### [Set exercise]
Reproduce the data verbatim, from the line containing "252, 458, 254]" through the line containing "449, 931, 468]".

+-------+

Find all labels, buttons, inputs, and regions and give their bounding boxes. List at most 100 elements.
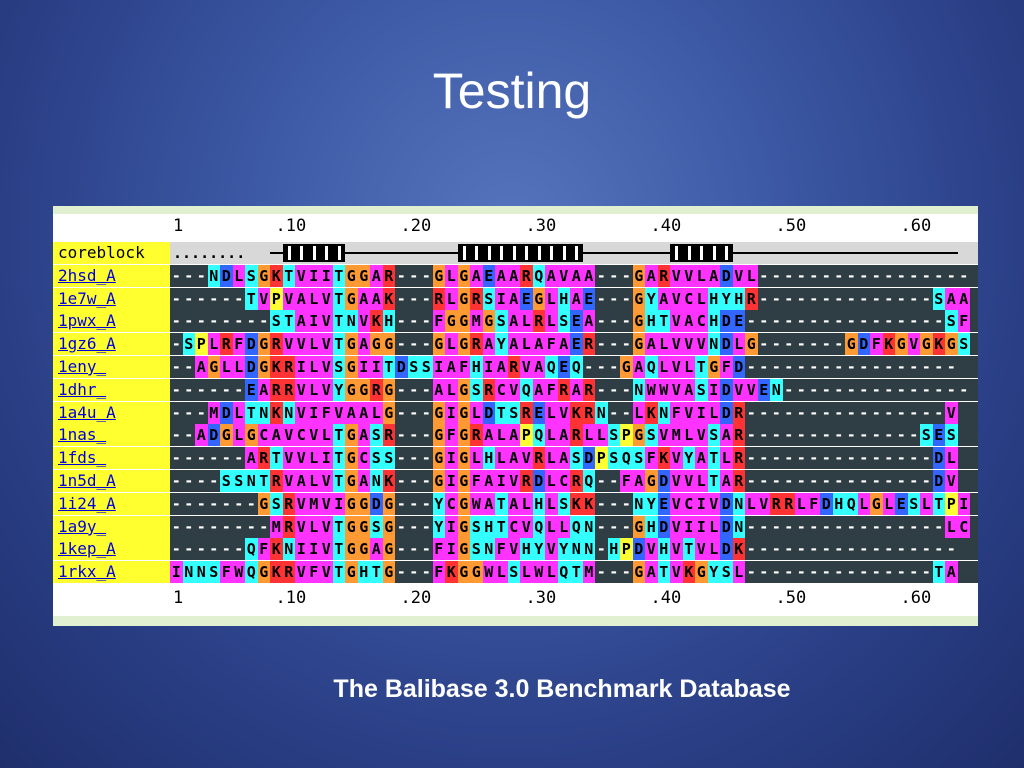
coreblock-dash	[345, 252, 458, 254]
residue: V	[670, 492, 683, 515]
sequence-name-link[interactable]: 1rkx_A	[53, 561, 170, 584]
residue: F	[257, 538, 270, 561]
ruler-tick-label: .50	[775, 216, 807, 236]
residue: I	[307, 401, 320, 424]
residue: G	[382, 492, 395, 515]
gap: -	[171, 517, 181, 536]
residue: G	[257, 356, 270, 378]
residue: L	[557, 515, 570, 538]
residue: V	[670, 538, 683, 561]
residue: N	[195, 561, 208, 584]
residue: N	[345, 310, 358, 333]
residue: T	[245, 287, 258, 310]
residue: L	[520, 333, 533, 356]
ruler-tick-label: .20	[400, 588, 432, 608]
residue: P	[195, 333, 208, 356]
residue: G	[945, 333, 958, 356]
sequence-name-link[interactable]: 1nas_	[53, 424, 170, 447]
residue: Y	[682, 447, 695, 470]
residue: S	[720, 561, 733, 584]
gap: -	[859, 403, 869, 422]
residue: F	[470, 470, 483, 492]
residue: D	[720, 401, 733, 424]
sequence-name-link[interactable]: 1a9y_	[53, 515, 170, 538]
residue: V	[320, 561, 333, 584]
gap: -	[396, 289, 406, 308]
residue: L	[545, 447, 558, 470]
gap: -	[796, 380, 806, 399]
sequence-name-link[interactable]: 2hsd_A	[53, 264, 170, 287]
gap: -	[921, 449, 931, 468]
residue: G	[745, 333, 758, 356]
sequence-name-link[interactable]: 1n5d_A	[53, 470, 170, 492]
residue: V	[320, 538, 333, 561]
ruler-tick-label: 1	[173, 216, 184, 236]
residue: Y	[432, 492, 445, 515]
gap: -	[909, 472, 919, 490]
gap: -	[421, 563, 431, 582]
gap: -	[834, 472, 844, 490]
residue: L	[520, 310, 533, 333]
ruler-tick-label: .20	[400, 216, 432, 236]
sequence-name-link[interactable]: 1a4u_A	[53, 401, 170, 424]
residue: L	[307, 378, 320, 401]
gap: -	[396, 540, 406, 559]
residue: V	[520, 515, 533, 538]
residue: V	[295, 561, 308, 584]
gap: -	[621, 494, 631, 513]
residue: K	[682, 561, 695, 584]
residue: A	[345, 401, 358, 424]
residue: N	[207, 264, 220, 287]
gap: -	[596, 358, 606, 376]
sequence-name-link[interactable]: 1eny_	[53, 356, 170, 378]
residue: V	[707, 492, 720, 515]
gap: -	[421, 517, 431, 536]
sequence-name-link[interactable]: 1pwx_A	[53, 310, 170, 333]
gap: -	[784, 380, 794, 399]
residue: L	[495, 424, 508, 447]
residue: A	[507, 310, 520, 333]
residue: R	[532, 310, 545, 333]
gap: -	[809, 563, 819, 582]
sequence-name-link[interactable]: 1gz6_A	[53, 333, 170, 356]
residue: V	[695, 333, 708, 356]
sequence-name-link[interactable]: 1fds_	[53, 447, 170, 470]
residue: S	[632, 447, 645, 470]
residue: T	[332, 310, 345, 333]
gap: -	[909, 517, 919, 536]
gap: -	[171, 266, 181, 285]
residue: T	[282, 264, 295, 287]
residue: C	[495, 378, 508, 401]
residue: G	[457, 515, 470, 538]
sequence-name-link[interactable]: 1dhr_	[53, 378, 170, 401]
residue: I	[432, 356, 445, 378]
residue: L	[920, 492, 933, 515]
residue: H	[532, 492, 545, 515]
gap: -	[884, 426, 894, 445]
gap: -	[421, 472, 431, 490]
residue: G	[432, 264, 445, 287]
gap: -	[409, 335, 419, 354]
gap: -	[909, 426, 919, 445]
residue: T	[570, 561, 583, 584]
residue: D	[370, 492, 383, 515]
residue: L	[445, 378, 458, 401]
residue: G	[632, 310, 645, 333]
residue: V	[507, 378, 520, 401]
residue: A	[570, 378, 583, 401]
sequence-name-link[interactable]: 1i24_A	[53, 492, 170, 515]
residue: G	[457, 378, 470, 401]
sequence-name-link[interactable]: 1kep_A	[53, 538, 170, 561]
ruler-tick-label: .10	[275, 588, 307, 608]
gap: -	[596, 540, 606, 559]
gap: -	[746, 563, 756, 582]
gap: -	[184, 380, 194, 399]
sequence-name-link[interactable]: 1e7w_A	[53, 287, 170, 310]
residue: T	[932, 492, 945, 515]
gap: -	[884, 266, 894, 285]
residue: A	[632, 356, 645, 378]
residue: I	[695, 492, 708, 515]
gap: -	[421, 312, 431, 331]
gap: -	[184, 289, 194, 308]
residue: G	[257, 492, 270, 515]
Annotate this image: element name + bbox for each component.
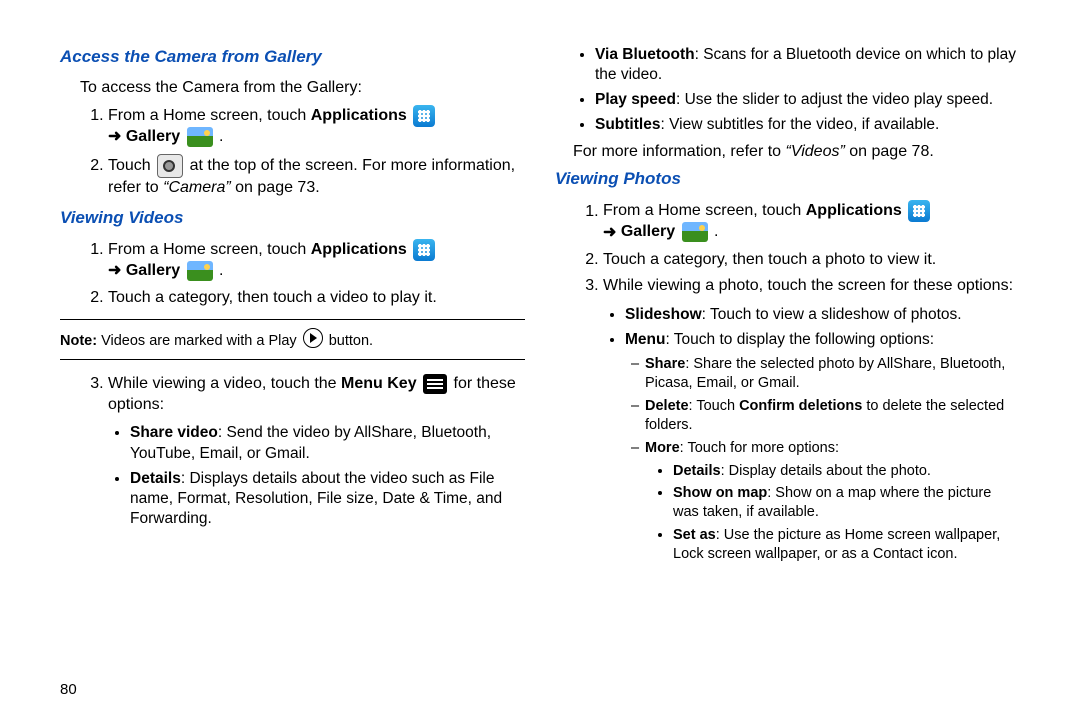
opt-via-bluetooth: Via Bluetooth: Scans for a Bluetooth dev… [595,45,1020,85]
left-column: Access the Camera from Gallery To access… [60,40,525,568]
step-1: From a Home screen, touch Applications G… [108,105,525,148]
sub-more: More: Touch for more options: [645,439,1020,458]
viewing-videos-steps: From a Home screen, touch Applications G… [60,239,525,309]
applications-icon [413,239,435,261]
photo-more-suboptions: Details: Display details about the photo… [555,462,1020,564]
opt-menu: Menu: Touch to display the following opt… [625,330,1020,350]
arrow-icon [108,262,126,279]
video-menu-options: Share video: Send the video by AllShare,… [60,423,525,529]
applications-icon [908,200,930,222]
heading-viewing-videos: Viewing Videos [60,207,525,229]
page-number: 80 [60,681,77,698]
photo-options: Slideshow: Touch to view a slideshow of … [555,305,1020,350]
photo-menu-suboptions: Share: Share the selected photo by AllSh… [555,355,1020,457]
arrow-icon [603,224,621,241]
play-icon [303,328,323,348]
note-block: Note: Videos are marked with a Play butt… [60,319,525,360]
sub-share: Share: Share the selected photo by AllSh… [645,355,1020,393]
vp-step-3: While viewing a photo, touch the screen … [603,276,1020,297]
gallery-icon [682,222,708,242]
vp-step-2: Touch a category, then touch a photo to … [603,250,1020,271]
opt-slideshow: Slideshow: Touch to view a slideshow of … [625,305,1020,325]
step-2: Touch at the top of the screen. For more… [108,154,525,199]
video-more-options: Via Bluetooth: Scans for a Bluetooth dev… [555,45,1020,136]
arrow-icon [108,128,126,145]
videos-crossref: For more information, refer to “Videos” … [573,142,1020,163]
more-show-on-map: Show on map: Show on a map where the pic… [673,484,1020,522]
vv-step-1: From a Home screen, touch Applications G… [108,239,525,282]
opt-details: Details: Displays details about the vide… [130,469,525,529]
opt-play-speed: Play speed: Use the slider to adjust the… [595,90,1020,110]
gallery-icon [187,261,213,281]
heading-viewing-photos: Viewing Photos [555,168,1020,190]
more-set-as: Set as: Use the picture as Home screen w… [673,526,1020,564]
opt-subtitles: Subtitles: View subtitles for the video,… [595,115,1020,135]
intro-text: To access the Camera from the Gallery: [80,78,525,99]
right-column: Via Bluetooth: Scans for a Bluetooth dev… [555,40,1020,568]
access-camera-steps: From a Home screen, touch Applications G… [60,105,525,199]
opt-share-video: Share video: Send the video by AllShare,… [130,423,525,463]
viewing-photos-steps: From a Home screen, touch Applications G… [555,200,1020,297]
sub-delete: Delete: Touch Confirm deletions to delet… [645,397,1020,435]
camera-icon [157,154,183,178]
vp-step-1: From a Home screen, touch Applications G… [603,200,1020,243]
vv-step-3: While viewing a video, touch the Menu Ke… [108,374,525,416]
heading-access-camera: Access the Camera from Gallery [60,46,525,68]
vv-step-2: Touch a category, then touch a video to … [108,288,525,309]
menu-key-icon [423,374,447,394]
applications-icon [413,105,435,127]
more-details: Details: Display details about the photo… [673,462,1020,481]
gallery-icon [187,127,213,147]
manual-page: Access the Camera from Gallery To access… [0,0,1080,588]
viewing-videos-steps-cont: While viewing a video, touch the Menu Ke… [60,374,525,416]
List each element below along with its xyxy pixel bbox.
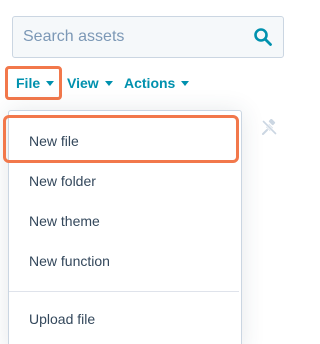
menu-item-new-theme[interactable]: New theme	[9, 201, 239, 241]
menu-item-new-folder[interactable]: New folder	[9, 161, 239, 201]
menu-item-upload-file[interactable]: Upload file	[9, 299, 239, 339]
actions-menu-label: Actions	[124, 75, 176, 91]
menu-divider	[9, 291, 239, 292]
search-box	[12, 16, 284, 58]
menu-item-label: New theme	[29, 213, 100, 229]
search-icon[interactable]	[253, 27, 273, 47]
search-input[interactable]	[13, 17, 253, 57]
asset-panel: File View Actions New file New folder Ne…	[0, 0, 295, 344]
menu-item-label: New file	[29, 133, 79, 149]
file-dropdown-menu: New file New folder New theme New functi…	[3, 110, 242, 344]
toolbar: File View Actions	[0, 66, 295, 100]
unpin-icon[interactable]	[262, 119, 278, 135]
menu-item-label: New function	[29, 253, 110, 269]
view-menu-label: View	[67, 75, 99, 91]
menu-item-label: New folder	[29, 173, 96, 189]
menu-item-label: Upload file	[29, 311, 96, 327]
file-menu-label: File	[16, 75, 41, 91]
menu-item-new-function[interactable]: New function	[9, 241, 239, 281]
view-menu-button[interactable]: View	[67, 66, 113, 100]
menu-item-new-file[interactable]: New file	[9, 121, 239, 161]
file-menu-button[interactable]: File	[5, 66, 62, 100]
chevron-down-icon	[181, 80, 190, 86]
chevron-down-icon	[46, 80, 55, 86]
actions-menu-button[interactable]: Actions	[124, 66, 190, 100]
chevron-down-icon	[104, 80, 113, 86]
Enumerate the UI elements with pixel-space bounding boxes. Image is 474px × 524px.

+-------+

### [Output]
coreblock-dash	[345, 252, 458, 254]
residue: V	[670, 492, 683, 515]
sequence-name-link[interactable]: 1rkx_A	[53, 561, 170, 584]
residue: F	[257, 538, 270, 561]
ruler-tick-label: .50	[775, 216, 807, 236]
residue: I	[307, 401, 320, 424]
residue: G	[382, 492, 395, 515]
gap: -	[171, 517, 181, 536]
residue: G	[257, 356, 270, 378]
residue: L	[557, 515, 570, 538]
residue: V	[670, 538, 683, 561]
residue: N	[195, 561, 208, 584]
residue: N	[345, 310, 358, 333]
residue: T	[245, 287, 258, 310]
residue: L	[520, 333, 533, 356]
ruler-tick-label: .20	[400, 588, 432, 608]
residue: P	[195, 333, 208, 356]
residue: G	[945, 333, 958, 356]
sequence-name-link[interactable]: 1nas_	[53, 424, 170, 447]
residue: Y	[682, 447, 695, 470]
residue: S	[720, 561, 733, 584]
gap: -	[859, 403, 869, 422]
residue: F	[470, 470, 483, 492]
residue: D	[720, 401, 733, 424]
sequence-name-link[interactable]: 1a9y_	[53, 515, 170, 538]
residue: V	[320, 561, 333, 584]
gap: -	[396, 289, 406, 308]
residue: L	[545, 447, 558, 470]
gap: -	[796, 380, 806, 399]
sequence-name-link[interactable]: 2hsd_A	[53, 264, 170, 287]
gap: -	[921, 449, 931, 468]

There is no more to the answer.